Instruction
Take the data below and repeat it exactly.

+++ The data +++

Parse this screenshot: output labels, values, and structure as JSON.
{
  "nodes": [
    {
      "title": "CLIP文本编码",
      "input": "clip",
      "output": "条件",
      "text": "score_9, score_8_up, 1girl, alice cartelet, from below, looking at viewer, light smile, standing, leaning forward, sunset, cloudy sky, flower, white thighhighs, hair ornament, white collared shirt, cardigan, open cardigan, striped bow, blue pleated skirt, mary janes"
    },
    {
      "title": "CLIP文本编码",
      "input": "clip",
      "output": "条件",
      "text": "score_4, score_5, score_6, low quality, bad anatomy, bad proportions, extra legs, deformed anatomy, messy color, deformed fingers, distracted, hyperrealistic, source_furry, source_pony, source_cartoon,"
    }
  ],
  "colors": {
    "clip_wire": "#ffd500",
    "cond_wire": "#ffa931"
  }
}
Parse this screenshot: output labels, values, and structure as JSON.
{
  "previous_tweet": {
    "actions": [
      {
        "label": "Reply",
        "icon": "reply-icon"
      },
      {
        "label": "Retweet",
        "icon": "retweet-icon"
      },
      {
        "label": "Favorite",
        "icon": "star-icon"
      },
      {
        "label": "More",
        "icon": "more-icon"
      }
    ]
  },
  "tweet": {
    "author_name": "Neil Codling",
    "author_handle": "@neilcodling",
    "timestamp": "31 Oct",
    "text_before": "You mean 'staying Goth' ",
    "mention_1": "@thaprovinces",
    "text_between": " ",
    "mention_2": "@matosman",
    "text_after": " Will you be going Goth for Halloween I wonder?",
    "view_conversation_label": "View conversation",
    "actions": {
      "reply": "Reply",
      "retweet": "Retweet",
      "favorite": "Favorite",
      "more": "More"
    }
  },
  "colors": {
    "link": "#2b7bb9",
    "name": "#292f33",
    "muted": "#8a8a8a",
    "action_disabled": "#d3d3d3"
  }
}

+++

Answer for the task
Parse this screenshot: output labels, values, and structure as JSON.
{
  "nodes": [
    {
      "title": "CLIP文本编码",
      "input": "clip",
      "output": "条件",
      "text": "score_9, score_8_up, 1girl, alice cartelet, from below, looking at viewer, light smile, standing, leaning forward, sunset, cloudy sky, flower, white thighhighs, hair ornament, white collared shirt, cardigan, open cardigan, striped bow, blue pleated skirt, mary janes"
    },
    {
      "title": "CLIP文本编码",
      "input": "clip",
      "output": "条件",
      "text": "score_4, score_5, score_6, low quality, bad anatomy, bad proportions, extra legs, deformed anatomy, messy color, deformed fingers, distracted, hyperrealistic, source_furry, source_pony, source_cartoon,"
    }
  ],
  "colors": {
    "clip_wire": "#ffd500",
    "cond_wire": "#ffa931"
  }
}
Parse this screenshot: output labels, values, and structure as JSON.
{
  "previous_tweet": {
    "actions": [
      {
        "label": "Reply",
        "icon": "reply-icon"
      },
      {
        "label": "Retweet",
        "icon": "retweet-icon"
      },
      {
        "label": "Favorite",
        "icon": "star-icon"
      },
      {
        "label": "More",
        "icon": "more-icon"
      }
    ]
  },
  "tweet": {
    "author_name": "Neil Codling",
    "author_handle": "@neilcodling",
    "timestamp": "31 Oct",
    "text_before": "You mean 'staying Goth' ",
    "mention_1": "@thaprovinces",
    "text_between": " ",
    "mention_2": "@matosman",
    "text_after": " Will you be going Goth for Halloween I wonder?",
    "view_conversation_label": "View conversation",
    "actions": {
      "reply": "Reply",
      "retweet": "Retweet",
      "favorite": "Favorite",
      "more": "More"
    }
  },
  "colors": {
    "link": "#2b7bb9",
    "name": "#292f33",
    "muted": "#8a8a8a",
    "action_disabled": "#d3d3d3"
  }
}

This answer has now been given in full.